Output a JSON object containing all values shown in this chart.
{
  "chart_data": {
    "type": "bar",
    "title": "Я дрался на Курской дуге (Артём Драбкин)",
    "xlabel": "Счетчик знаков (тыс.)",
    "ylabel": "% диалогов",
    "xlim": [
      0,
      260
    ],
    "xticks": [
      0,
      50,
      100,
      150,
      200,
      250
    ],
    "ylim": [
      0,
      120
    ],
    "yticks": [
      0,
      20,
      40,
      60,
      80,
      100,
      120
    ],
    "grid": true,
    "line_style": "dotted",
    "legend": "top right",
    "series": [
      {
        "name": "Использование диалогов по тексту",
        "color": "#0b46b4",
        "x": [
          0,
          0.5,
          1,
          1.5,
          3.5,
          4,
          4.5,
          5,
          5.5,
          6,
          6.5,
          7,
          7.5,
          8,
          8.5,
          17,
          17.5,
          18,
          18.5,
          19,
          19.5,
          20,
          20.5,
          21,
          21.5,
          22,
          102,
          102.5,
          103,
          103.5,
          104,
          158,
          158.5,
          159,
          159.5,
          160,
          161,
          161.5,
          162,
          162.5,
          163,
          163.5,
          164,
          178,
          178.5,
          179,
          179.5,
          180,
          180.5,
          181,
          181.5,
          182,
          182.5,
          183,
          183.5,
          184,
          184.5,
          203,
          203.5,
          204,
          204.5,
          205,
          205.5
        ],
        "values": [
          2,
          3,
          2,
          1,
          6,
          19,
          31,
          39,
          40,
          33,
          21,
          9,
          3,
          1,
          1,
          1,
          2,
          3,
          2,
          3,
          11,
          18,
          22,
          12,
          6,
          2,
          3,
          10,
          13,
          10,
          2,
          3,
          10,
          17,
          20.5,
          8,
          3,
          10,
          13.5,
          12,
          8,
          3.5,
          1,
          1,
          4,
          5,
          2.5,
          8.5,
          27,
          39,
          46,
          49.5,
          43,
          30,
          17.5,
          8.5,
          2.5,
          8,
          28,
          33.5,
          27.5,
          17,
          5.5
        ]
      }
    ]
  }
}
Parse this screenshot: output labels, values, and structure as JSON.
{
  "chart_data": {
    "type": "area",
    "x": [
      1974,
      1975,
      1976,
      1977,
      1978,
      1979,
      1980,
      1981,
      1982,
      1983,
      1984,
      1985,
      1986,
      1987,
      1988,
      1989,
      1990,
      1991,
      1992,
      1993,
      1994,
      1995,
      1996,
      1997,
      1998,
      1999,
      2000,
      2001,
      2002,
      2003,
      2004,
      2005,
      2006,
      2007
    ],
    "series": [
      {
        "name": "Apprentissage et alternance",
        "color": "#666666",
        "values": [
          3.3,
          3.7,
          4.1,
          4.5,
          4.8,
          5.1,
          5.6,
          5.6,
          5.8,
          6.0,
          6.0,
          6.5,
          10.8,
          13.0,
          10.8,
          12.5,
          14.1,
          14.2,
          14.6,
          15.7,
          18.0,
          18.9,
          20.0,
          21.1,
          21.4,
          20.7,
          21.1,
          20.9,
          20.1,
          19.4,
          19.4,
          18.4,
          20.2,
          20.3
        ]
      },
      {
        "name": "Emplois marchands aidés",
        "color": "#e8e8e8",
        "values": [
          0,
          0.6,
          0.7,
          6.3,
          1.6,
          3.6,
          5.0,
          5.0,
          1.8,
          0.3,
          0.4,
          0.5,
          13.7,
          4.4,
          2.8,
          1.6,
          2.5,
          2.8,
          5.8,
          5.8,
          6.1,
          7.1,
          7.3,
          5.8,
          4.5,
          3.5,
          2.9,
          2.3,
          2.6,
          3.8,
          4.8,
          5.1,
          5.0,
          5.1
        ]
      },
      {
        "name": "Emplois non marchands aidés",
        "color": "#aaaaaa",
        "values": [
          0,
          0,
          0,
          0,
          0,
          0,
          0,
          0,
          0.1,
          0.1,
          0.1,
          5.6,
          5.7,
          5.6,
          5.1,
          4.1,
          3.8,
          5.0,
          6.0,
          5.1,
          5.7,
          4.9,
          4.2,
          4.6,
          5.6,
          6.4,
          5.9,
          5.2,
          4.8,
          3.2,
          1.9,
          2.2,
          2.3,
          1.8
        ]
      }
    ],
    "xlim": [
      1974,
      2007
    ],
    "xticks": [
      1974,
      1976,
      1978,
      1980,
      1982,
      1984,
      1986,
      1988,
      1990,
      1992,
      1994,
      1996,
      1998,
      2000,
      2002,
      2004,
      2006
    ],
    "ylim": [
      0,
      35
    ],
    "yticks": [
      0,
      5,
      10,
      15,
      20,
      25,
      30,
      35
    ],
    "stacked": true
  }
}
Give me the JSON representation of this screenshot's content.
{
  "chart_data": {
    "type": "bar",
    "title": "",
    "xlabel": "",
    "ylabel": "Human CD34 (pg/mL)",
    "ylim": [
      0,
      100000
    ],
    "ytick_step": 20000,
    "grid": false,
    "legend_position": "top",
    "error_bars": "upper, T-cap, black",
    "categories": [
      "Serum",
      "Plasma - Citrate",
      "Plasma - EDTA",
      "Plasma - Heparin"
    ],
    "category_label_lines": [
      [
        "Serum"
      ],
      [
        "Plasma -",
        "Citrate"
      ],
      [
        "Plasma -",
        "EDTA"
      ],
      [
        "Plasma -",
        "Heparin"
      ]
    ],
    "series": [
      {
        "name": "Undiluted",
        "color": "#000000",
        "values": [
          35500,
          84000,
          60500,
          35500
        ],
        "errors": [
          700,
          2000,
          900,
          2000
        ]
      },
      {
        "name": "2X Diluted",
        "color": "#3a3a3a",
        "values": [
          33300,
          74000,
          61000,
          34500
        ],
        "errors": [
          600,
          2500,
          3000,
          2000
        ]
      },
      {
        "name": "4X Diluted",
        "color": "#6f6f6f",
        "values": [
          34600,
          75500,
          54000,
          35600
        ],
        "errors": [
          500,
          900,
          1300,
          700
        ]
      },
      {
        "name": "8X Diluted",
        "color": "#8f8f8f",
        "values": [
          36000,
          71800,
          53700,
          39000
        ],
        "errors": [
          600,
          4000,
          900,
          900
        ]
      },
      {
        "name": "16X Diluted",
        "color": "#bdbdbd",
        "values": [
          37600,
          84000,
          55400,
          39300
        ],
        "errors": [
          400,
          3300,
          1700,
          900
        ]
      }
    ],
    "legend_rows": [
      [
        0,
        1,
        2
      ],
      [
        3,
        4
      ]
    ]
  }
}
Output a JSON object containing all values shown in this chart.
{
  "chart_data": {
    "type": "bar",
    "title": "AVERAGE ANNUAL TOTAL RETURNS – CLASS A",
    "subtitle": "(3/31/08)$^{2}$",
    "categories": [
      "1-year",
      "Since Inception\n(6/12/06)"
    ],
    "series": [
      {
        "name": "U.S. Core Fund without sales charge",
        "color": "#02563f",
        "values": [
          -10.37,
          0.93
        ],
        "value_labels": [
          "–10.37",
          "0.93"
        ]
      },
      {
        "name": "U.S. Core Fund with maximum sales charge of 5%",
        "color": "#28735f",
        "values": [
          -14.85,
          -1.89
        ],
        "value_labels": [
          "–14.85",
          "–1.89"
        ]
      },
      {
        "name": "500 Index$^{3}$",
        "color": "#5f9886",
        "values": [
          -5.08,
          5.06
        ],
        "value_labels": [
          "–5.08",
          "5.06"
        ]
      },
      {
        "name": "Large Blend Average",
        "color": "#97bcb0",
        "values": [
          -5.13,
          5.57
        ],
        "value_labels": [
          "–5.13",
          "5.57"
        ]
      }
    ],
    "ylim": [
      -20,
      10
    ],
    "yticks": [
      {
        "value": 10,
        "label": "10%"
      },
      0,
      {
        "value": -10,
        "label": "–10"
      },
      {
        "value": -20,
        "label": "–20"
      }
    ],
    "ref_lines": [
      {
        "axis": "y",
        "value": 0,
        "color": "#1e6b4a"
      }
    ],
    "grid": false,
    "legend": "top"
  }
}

::::::::::

— PROBLEM TO WORK ON —
Gather all lines of the records that include the word "Fund".

— TASK SOLUTION —
        "name": "U.S. Core Fund without sales charge",
        "name": "U.S. Core Fund with maximum sales charge of 5%",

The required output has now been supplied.